▶ _Exercise instructions_
Reproduce the listing below in its entirety. Change nothing.

Saved data entries:
BEGIN

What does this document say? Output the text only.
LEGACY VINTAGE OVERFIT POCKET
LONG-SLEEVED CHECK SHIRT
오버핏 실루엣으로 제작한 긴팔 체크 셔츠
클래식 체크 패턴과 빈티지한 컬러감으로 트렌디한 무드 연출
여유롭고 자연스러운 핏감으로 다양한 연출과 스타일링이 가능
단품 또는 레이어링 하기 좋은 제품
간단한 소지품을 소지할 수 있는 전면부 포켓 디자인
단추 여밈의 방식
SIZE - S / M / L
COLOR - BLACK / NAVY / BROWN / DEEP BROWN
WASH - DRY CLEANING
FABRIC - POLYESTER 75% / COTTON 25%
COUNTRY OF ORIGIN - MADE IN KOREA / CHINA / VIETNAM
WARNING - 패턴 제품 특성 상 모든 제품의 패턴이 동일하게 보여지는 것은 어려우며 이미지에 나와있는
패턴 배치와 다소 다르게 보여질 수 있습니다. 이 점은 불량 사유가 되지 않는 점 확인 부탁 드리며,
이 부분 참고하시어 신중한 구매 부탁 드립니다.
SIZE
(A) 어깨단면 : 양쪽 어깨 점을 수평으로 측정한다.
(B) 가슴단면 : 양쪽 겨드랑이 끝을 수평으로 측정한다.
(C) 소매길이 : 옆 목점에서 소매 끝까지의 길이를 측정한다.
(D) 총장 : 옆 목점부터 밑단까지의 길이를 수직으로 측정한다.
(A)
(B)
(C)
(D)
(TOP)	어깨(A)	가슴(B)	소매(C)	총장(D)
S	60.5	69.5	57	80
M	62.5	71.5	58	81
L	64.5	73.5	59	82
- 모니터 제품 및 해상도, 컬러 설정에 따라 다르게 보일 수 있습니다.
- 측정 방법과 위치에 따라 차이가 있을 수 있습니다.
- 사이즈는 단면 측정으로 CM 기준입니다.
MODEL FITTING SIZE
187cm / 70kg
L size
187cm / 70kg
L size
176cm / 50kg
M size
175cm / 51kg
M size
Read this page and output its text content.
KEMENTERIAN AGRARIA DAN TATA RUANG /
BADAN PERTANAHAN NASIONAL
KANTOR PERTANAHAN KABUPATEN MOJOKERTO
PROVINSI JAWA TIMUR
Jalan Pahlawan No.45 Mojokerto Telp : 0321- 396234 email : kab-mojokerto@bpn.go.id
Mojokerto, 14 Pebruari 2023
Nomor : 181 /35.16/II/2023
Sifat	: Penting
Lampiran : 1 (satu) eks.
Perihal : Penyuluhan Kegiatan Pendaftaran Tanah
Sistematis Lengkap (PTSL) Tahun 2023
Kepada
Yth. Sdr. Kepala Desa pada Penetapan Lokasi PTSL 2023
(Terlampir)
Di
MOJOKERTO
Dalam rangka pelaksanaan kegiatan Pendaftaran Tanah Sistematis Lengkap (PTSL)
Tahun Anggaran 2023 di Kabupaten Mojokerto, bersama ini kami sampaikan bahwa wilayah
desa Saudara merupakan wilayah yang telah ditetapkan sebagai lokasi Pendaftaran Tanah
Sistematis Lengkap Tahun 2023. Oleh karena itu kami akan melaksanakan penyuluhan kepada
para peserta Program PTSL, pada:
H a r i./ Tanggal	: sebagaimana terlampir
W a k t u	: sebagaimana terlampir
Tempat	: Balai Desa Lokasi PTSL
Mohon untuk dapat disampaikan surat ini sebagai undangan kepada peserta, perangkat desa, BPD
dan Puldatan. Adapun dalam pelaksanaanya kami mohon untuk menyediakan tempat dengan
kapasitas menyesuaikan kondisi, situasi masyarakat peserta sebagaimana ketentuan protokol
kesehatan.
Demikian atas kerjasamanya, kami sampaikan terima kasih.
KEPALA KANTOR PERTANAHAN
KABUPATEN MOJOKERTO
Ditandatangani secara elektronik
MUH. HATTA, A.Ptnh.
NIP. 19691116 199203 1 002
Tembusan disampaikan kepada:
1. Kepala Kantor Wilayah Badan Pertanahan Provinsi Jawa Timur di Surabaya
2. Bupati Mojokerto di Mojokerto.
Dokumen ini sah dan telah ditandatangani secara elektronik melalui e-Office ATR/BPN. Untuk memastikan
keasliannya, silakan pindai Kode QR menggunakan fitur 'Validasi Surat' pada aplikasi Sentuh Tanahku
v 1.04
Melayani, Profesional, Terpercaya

END

▶ _Reply to the task_
What does this document say? Output the text only.
LEGACY VINTAGE OVERFIT POCKET
LONG-SLEEVED CHECK SHIRT
오버핏 실루엣으로 제작한 긴팔 체크 셔츠
클래식 체크 패턴과 빈티지한 컬러감으로 트렌디한 무드 연출
여유롭고 자연스러운 핏감으로 다양한 연출과 스타일링이 가능
단품 또는 레이어링 하기 좋은 제품
간단한 소지품을 소지할 수 있는 전면부 포켓 디자인
단추 여밈의 방식
SIZE - S / M / L
COLOR - BLACK / NAVY / BROWN / DEEP BROWN
WASH - DRY CLEANING
FABRIC - POLYESTER 75% / COTTON 25%
COUNTRY OF ORIGIN - MADE IN KOREA / CHINA / VIETNAM
WARNING - 패턴 제품 특성 상 모든 제품의 패턴이 동일하게 보여지는 것은 어려우며 이미지에 나와있는
패턴 배치와 다소 다르게 보여질 수 있습니다. 이 점은 불량 사유가 되지 않는 점 확인 부탁 드리며,
이 부분 참고하시어 신중한 구매 부탁 드립니다.
SIZE
(A) 어깨단면 : 양쪽 어깨 점을 수평으로 측정한다.
(B) 가슴단면 : 양쪽 겨드랑이 끝을 수평으로 측정한다.
(C) 소매길이 : 옆 목점에서 소매 끝까지의 길이를 측정한다.
(D) 총장 : 옆 목점부터 밑단까지의 길이를 수직으로 측정한다.
(A)
(B)
(C)
(D)
(TOP)	어깨(A)	가슴(B)	소매(C)	총장(D)
S	60.5	69.5	57	80
M	62.5	71.5	58	81
L	64.5	73.5	59	82
- 모니터 제품 및 해상도, 컬러 설정에 따라 다르게 보일 수 있습니다.
- 측정 방법과 위치에 따라 차이가 있을 수 있습니다.
- 사이즈는 단면 측정으로 CM 기준입니다.
MODEL FITTING SIZE
187cm / 70kg
L size
187cm / 70kg
L size
176cm / 50kg
M size
175cm / 51kg
M size
Read this page and output its text content.
KEMENTERIAN AGRARIA DAN TATA RUANG /
BADAN PERTANAHAN NASIONAL
KANTOR PERTANAHAN KABUPATEN MOJOKERTO
PROVINSI JAWA TIMUR
Jalan Pahlawan No.45 Mojokerto Telp : 0321- 396234 email : kab-mojokerto@bpn.go.id
Mojokerto, 14 Pebruari 2023
Nomor : 181 /35.16/II/2023
Sifat	: Penting
Lampiran : 1 (satu) eks.
Perihal : Penyuluhan Kegiatan Pendaftaran Tanah
Sistematis Lengkap (PTSL) Tahun 2023
Kepada
Yth. Sdr. Kepala Desa pada Penetapan Lokasi PTSL 2023
(Terlampir)
Di
MOJOKERTO
Dalam rangka pelaksanaan kegiatan Pendaftaran Tanah Sistematis Lengkap (PTSL)
Tahun Anggaran 2023 di Kabupaten Mojokerto, bersama ini kami sampaikan bahwa wilayah
desa Saudara merupakan wilayah yang telah ditetapkan sebagai lokasi Pendaftaran Tanah
Sistematis Lengkap Tahun 2023. Oleh karena itu kami akan melaksanakan penyuluhan kepada
para peserta Program PTSL, pada:
H a r i./ Tanggal	: sebagaimana terlampir
W a k t u	: sebagaimana terlampir
Tempat	: Balai Desa Lokasi PTSL
Mohon untuk dapat disampaikan surat ini sebagai undangan kepada peserta, perangkat desa, BPD
dan Puldatan. Adapun dalam pelaksanaanya kami mohon untuk menyediakan tempat dengan
kapasitas menyesuaikan kondisi, situasi masyarakat peserta sebagaimana ketentuan protokol
kesehatan.
Demikian atas kerjasamanya, kami sampaikan terima kasih.
KEPALA KANTOR PERTANAHAN
KABUPATEN MOJOKERTO
Ditandatangani secara elektronik
MUH. HATTA, A.Ptnh.
NIP. 19691116 199203 1 002
Tembusan disampaikan kepada:
1. Kepala Kantor Wilayah Badan Pertanahan Provinsi Jawa Timur di Surabaya
2. Bupati Mojokerto di Mojokerto.
Dokumen ini sah dan telah ditandatangani secara elektronik melalui e-Office ATR/BPN. Untuk memastikan
keasliannya, silakan pindai Kode QR menggunakan fitur 'Validasi Surat' pada aplikasi Sentuh Tanahku
v 1.04
Melayani, Profesional, Terpercaya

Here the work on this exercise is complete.